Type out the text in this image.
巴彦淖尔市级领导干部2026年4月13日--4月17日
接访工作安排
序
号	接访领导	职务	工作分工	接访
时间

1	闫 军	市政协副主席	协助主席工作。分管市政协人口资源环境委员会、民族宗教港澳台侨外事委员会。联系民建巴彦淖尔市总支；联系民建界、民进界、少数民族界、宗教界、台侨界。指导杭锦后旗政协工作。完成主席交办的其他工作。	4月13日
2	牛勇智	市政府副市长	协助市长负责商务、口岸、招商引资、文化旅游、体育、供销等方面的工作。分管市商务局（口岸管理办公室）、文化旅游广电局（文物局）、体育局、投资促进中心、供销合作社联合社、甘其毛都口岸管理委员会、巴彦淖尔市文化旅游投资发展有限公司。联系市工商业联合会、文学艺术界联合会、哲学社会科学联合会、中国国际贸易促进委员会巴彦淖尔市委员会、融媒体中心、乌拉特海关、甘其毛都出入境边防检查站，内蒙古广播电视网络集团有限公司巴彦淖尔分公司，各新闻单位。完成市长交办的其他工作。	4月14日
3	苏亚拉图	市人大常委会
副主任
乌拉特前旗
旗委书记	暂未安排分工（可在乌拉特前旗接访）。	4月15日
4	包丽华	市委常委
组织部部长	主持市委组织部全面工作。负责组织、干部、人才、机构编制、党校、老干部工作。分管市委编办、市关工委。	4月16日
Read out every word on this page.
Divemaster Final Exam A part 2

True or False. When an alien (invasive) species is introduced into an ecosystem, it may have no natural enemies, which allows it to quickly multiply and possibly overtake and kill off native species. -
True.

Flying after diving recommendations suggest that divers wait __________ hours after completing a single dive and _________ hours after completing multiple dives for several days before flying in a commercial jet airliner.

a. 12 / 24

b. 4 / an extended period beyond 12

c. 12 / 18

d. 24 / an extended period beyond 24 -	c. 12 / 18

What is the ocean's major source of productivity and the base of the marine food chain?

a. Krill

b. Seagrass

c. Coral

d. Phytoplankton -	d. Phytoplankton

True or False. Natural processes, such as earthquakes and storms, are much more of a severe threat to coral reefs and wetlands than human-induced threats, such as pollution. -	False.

•••

## WRITTEN EXERCISE
Using the listing above, show every line that includes the string "False".

## RESULT OF THE TASK
True or False. When an alien (invasive) species is introduced into an ecosystem, it may have no natural enemies, which allows it to quickly multiply and possibly overtake and kill off native species. -
True or False. Natural processes, such as earthquakes and storms, are much more of a severe threat to coral reefs and wetlands than human-induced threats, such as pollution. -	False.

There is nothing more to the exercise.